(Items from a data source)
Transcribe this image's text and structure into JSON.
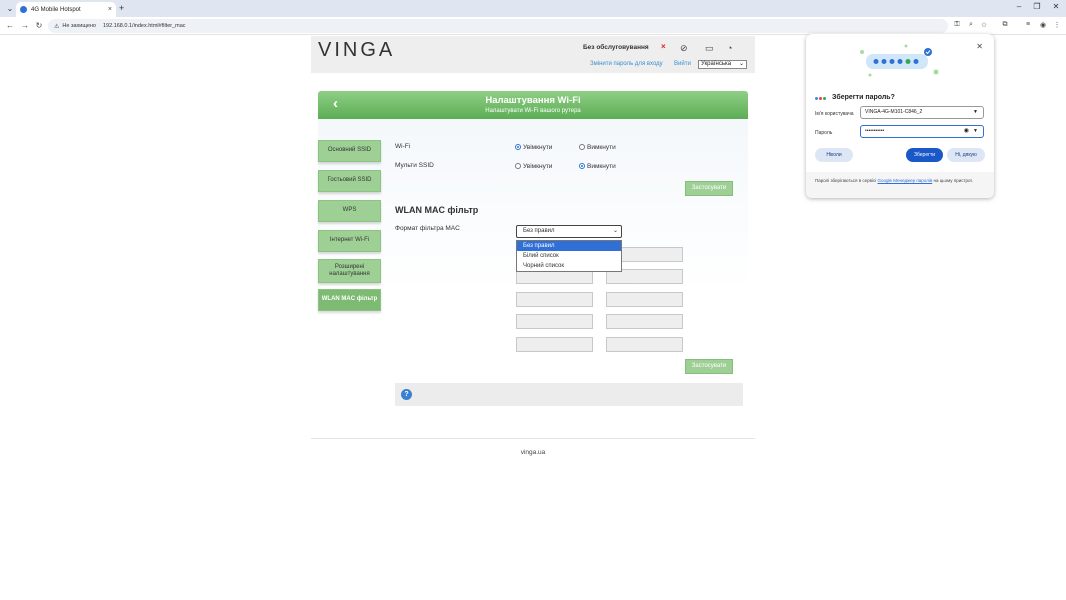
{
  "browser": {
    "tab_title": "4G Mobile Hotspot",
    "tab_close": "×",
    "new_tab": "+",
    "not_secure": "Не захищено",
    "url": "192.168.0.1/index.html#filter_mac"
  },
  "header": {
    "logo": "VINGA",
    "status_text": "Без обслуговування",
    "status_mark": "×",
    "link_change_password": "Змінити пароль для входу",
    "link_logout": "Вийти",
    "language": "Українська"
  },
  "panel": {
    "back": "‹",
    "title": "Налаштування Wi-Fi",
    "subtitle": "Налаштувати Wi-Fi вашого рутера"
  },
  "sidebar": {
    "items": [
      {
        "label": "Основний SSID"
      },
      {
        "label": "Гостьовий SSID"
      },
      {
        "label": "WPS"
      },
      {
        "label": "Інтернет Wi-Fi"
      },
      {
        "label": "Розширені налаштування"
      },
      {
        "label": "WLAN MAC фільтр"
      }
    ]
  },
  "wifi": {
    "wifi_label": "Wi-Fi",
    "multi_ssid_label": "Мульти SSID",
    "on": "Увімкнути",
    "off": "Вимкнути",
    "wifi_value": "Увімкнути",
    "multi_ssid_value": "Вимкнути",
    "apply": "Застосувати"
  },
  "mac_filter": {
    "title": "WLAN MAC фільтр",
    "format_label": "Формат фільтра MAC",
    "selected": "Без правил",
    "options": [
      "Без правил",
      "Білий список",
      "Чорний список"
    ],
    "apply": "Застосувати"
  },
  "help": {
    "icon": "?"
  },
  "footer": {
    "text": "vinga.ua"
  },
  "password_popup": {
    "title": "Зберегти пароль?",
    "username_label": "Ім'я користувача",
    "username_value": "VINGA-4G-M101-C846_2",
    "password_label": "Пароль",
    "password_value": "•••••••••••",
    "never": "Ніколи",
    "save": "Зберегти",
    "no_thanks": "Ні, дякую",
    "note_before": "Паролі зберігаються в сервісі ",
    "note_link": "Google Менеджер паролів",
    "note_after": " на цьому пристрої."
  },
  "colors": {
    "green_header": "#6cba63",
    "green_button": "#9ed095",
    "chrome_blue": "#2f6fd6"
  }
}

▸ Objective: Quote the entries above word for word. Leave the images out.

▸ Exercise response:
Transcribe this image's text and structure into JSON.
{
  "browser": {
    "tab_title": "4G Mobile Hotspot",
    "tab_close": "×",
    "new_tab": "+",
    "not_secure": "Не захищено",
    "url": "192.168.0.1/index.html#filter_mac"
  },
  "header": {
    "logo": "VINGA",
    "status_text": "Без обслуговування",
    "status_mark": "×",
    "link_change_password": "Змінити пароль для входу",
    "link_logout": "Вийти",
    "language": "Українська"
  },
  "panel": {
    "back": "‹",
    "title": "Налаштування Wi-Fi",
    "subtitle": "Налаштувати Wi-Fi вашого рутера"
  },
  "sidebar": {
    "items": [
      {
        "label": "Основний SSID"
      },
      {
        "label": "Гостьовий SSID"
      },
      {
        "label": "WPS"
      },
      {
        "label": "Інтернет Wi-Fi"
      },
      {
        "label": "Розширені налаштування"
      },
      {
        "label": "WLAN MAC фільтр"
      }
    ]
  },
  "wifi": {
    "wifi_label": "Wi-Fi",
    "multi_ssid_label": "Мульти SSID",
    "on": "Увімкнути",
    "off": "Вимкнути",
    "wifi_value": "Увімкнути",
    "multi_ssid_value": "Вимкнути",
    "apply": "Застосувати"
  },
  "mac_filter": {
    "title": "WLAN MAC фільтр",
    "format_label": "Формат фільтра MAC",
    "selected": "Без правил",
    "options": [
      "Без правил",
      "Білий список",
      "Чорний список"
    ],
    "apply": "Застосувати"
  },
  "help": {
    "icon": "?"
  },
  "footer": {
    "text": "vinga.ua"
  },
  "password_popup": {
    "title": "Зберегти пароль?",
    "username_label": "Ім'я користувача",
    "username_value": "VINGA-4G-M101-C846_2",
    "password_label": "Пароль",
    "password_value": "•••••••••••",
    "never": "Ніколи",
    "save": "Зберегти",
    "no_thanks": "Ні, дякую",
    "note_before": "Паролі зберігаються в сервісі ",
    "note_link": "Google Менеджер паролів",
    "note_after": " на цьому пристрої."
  },
  "colors": {
    "green_header": "#6cba63",
    "green_button": "#9ed095",
    "chrome_blue": "#2f6fd6"
  }
}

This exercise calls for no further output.